WHAT IS ASKED:
List every quality of The Crown that the review of its final season calls so striking when the series debuted in 2016.

Google AI
The Times Australia
The Times World News

.

an overly detailed, unimaginative soap opera – I needed a martini to get through it

  • Written by: Giselle Bastin, Associate Professor of English, Flinders University
an overly detailed, unimaginative soap opera – I needed a martini to get through it

The opening scene of season six of The Crown sees a man walking his dog under the light of the Eiffel Tower. It’s 1997 and a Mercedes car speeds past and ends in a horrendous crash in a Paris tunnel. The man’s dog is being recalcitrant and refusing to take its evening wee.

When The Crown debuted in 2016, the quality of the story lines, acting and impressive production standards were so striking that millions of viewers discovered the addiction of bingeing a television program; episodes would be viewed on a loop and toilet breaks would be delayed.

Unlike the dog in the first episode of season six, however, I suspect I won’t be alone in being one of the viewers who found it quite easy to hop up and make cups of tea and trips to the loo throughout the four episodes of The Crown’s final season.

Read more: Friday essay: the hidden agenda of royal experts circling The Crown series 4[1]

All about Diana

Season six breaks away from The Crown’s formula of royal story lines that depict key moments in the monarchy’s private and public life. Previous seasons followed the same line of representing some aspect of the Windsor’s private upheavals, set alongside the queen’s interactions with her prime minister of the day. Story lines covered decades rather than short time spans; the narrative arc was expansive.

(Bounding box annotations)
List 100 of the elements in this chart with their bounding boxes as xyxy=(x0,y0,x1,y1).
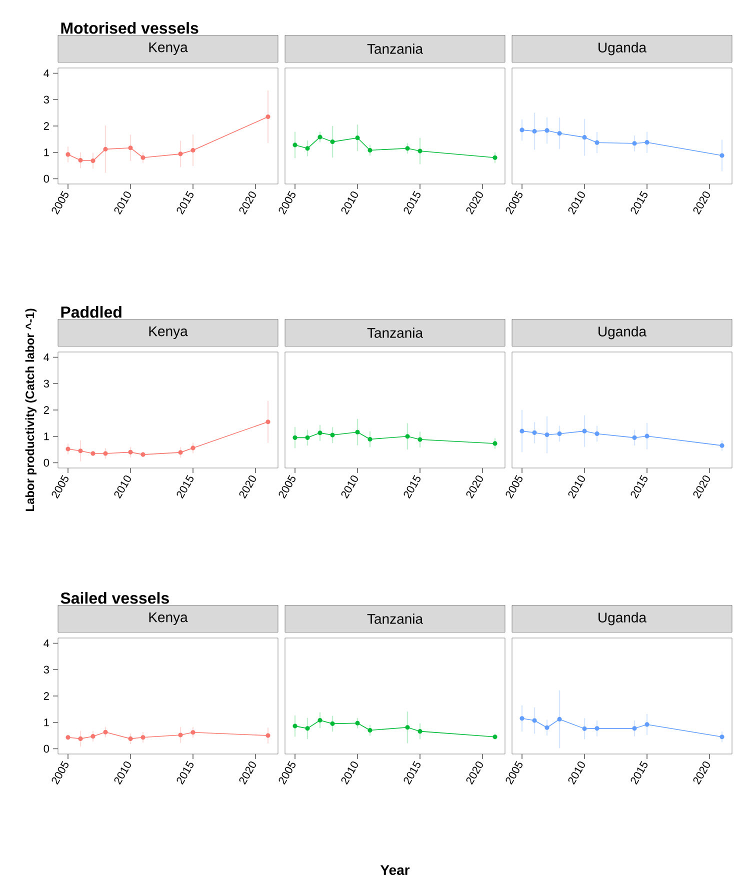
y-tick-label: 1 xyxy=(44,432,49,440)
point xyxy=(90,451,96,456)
point xyxy=(492,441,498,446)
y-tick-label: 4 xyxy=(44,639,50,648)
y-axis-title: Labor productivity (Catch labor ^-1) xyxy=(25,308,37,512)
point xyxy=(557,431,562,436)
point xyxy=(532,430,537,435)
point xyxy=(632,726,637,731)
point xyxy=(544,725,550,730)
chart-subtitle: Tanzania xyxy=(367,328,424,338)
point xyxy=(190,446,196,450)
point xyxy=(644,140,650,145)
point xyxy=(720,734,724,740)
y-tick-label: 0 xyxy=(44,744,50,753)
point xyxy=(644,722,650,727)
point xyxy=(532,718,537,723)
point xyxy=(292,724,298,728)
point xyxy=(594,140,600,145)
point xyxy=(140,155,146,160)
point xyxy=(720,153,724,158)
chart-title: Paddled xyxy=(61,306,122,318)
point xyxy=(128,146,133,150)
y-tick-label: 2 xyxy=(44,692,49,700)
point xyxy=(128,450,133,454)
point xyxy=(582,135,587,140)
y-tick-label: 4 xyxy=(44,69,50,78)
point xyxy=(78,736,83,741)
point xyxy=(520,428,524,434)
point xyxy=(557,131,562,136)
point xyxy=(266,420,270,424)
point xyxy=(594,431,600,436)
point xyxy=(90,734,96,739)
point xyxy=(266,733,270,738)
point xyxy=(368,728,372,733)
point xyxy=(78,448,83,454)
point xyxy=(190,148,196,153)
point xyxy=(368,148,372,153)
point xyxy=(178,152,183,156)
point xyxy=(632,435,637,440)
y-tick-label: 1 xyxy=(44,148,49,156)
y-tick-label: 3 xyxy=(44,380,50,388)
point xyxy=(405,434,410,439)
point xyxy=(66,152,70,157)
point xyxy=(405,146,410,151)
point xyxy=(532,128,537,134)
point xyxy=(632,141,637,146)
point xyxy=(582,726,587,731)
point xyxy=(544,128,550,133)
point xyxy=(292,435,298,440)
point xyxy=(305,435,310,440)
y-tick-label: 2 xyxy=(44,122,49,130)
chart-subtitle: Uganda xyxy=(598,326,647,340)
point xyxy=(190,730,196,735)
point xyxy=(418,437,422,442)
point xyxy=(418,729,422,734)
point xyxy=(292,142,298,148)
point xyxy=(318,718,322,723)
point xyxy=(128,736,133,741)
point xyxy=(544,432,550,438)
point xyxy=(66,446,70,452)
point xyxy=(355,720,360,726)
y-tick-label: 1 xyxy=(44,718,49,726)
chart-title: Motorised vessels xyxy=(61,22,198,34)
chart-subtitle: Tanzania xyxy=(367,44,424,54)
chart-subtitle: Uganda xyxy=(598,42,647,56)
point xyxy=(305,146,310,151)
point xyxy=(103,451,108,456)
chart-subtitle: Kenya xyxy=(149,612,188,625)
point xyxy=(178,450,183,455)
y-tick-label: 2 xyxy=(44,406,49,414)
point xyxy=(178,732,183,738)
chart-title: Sailed vessels xyxy=(60,592,169,604)
y-tick-label: 3 xyxy=(44,96,50,104)
point xyxy=(355,430,360,434)
point xyxy=(520,716,524,721)
y-tick-label: 4 xyxy=(44,353,50,362)
point xyxy=(582,428,587,434)
x-axis-title: Year xyxy=(380,865,410,876)
point xyxy=(368,436,372,442)
point xyxy=(318,430,322,436)
point xyxy=(266,114,270,120)
point xyxy=(594,726,600,731)
y-tick-label: 0 xyxy=(44,458,50,467)
y-tick-label: 0 xyxy=(44,174,50,183)
point xyxy=(418,148,422,154)
chart-subtitle: Uganda xyxy=(598,612,647,626)
point xyxy=(140,735,146,740)
point xyxy=(520,128,524,132)
point xyxy=(103,730,108,734)
point xyxy=(330,721,335,726)
point xyxy=(330,140,335,144)
point xyxy=(557,716,562,722)
point xyxy=(720,443,724,448)
point xyxy=(330,432,335,438)
point xyxy=(492,155,498,160)
point xyxy=(90,158,96,164)
chart-subtitle: Tanzania xyxy=(367,614,424,624)
point xyxy=(355,136,360,140)
point xyxy=(78,158,83,163)
point xyxy=(405,725,410,730)
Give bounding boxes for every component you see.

RESULT OF THE EXERCISE:
- The quality of the story lines
- The acting
- The impressive production standards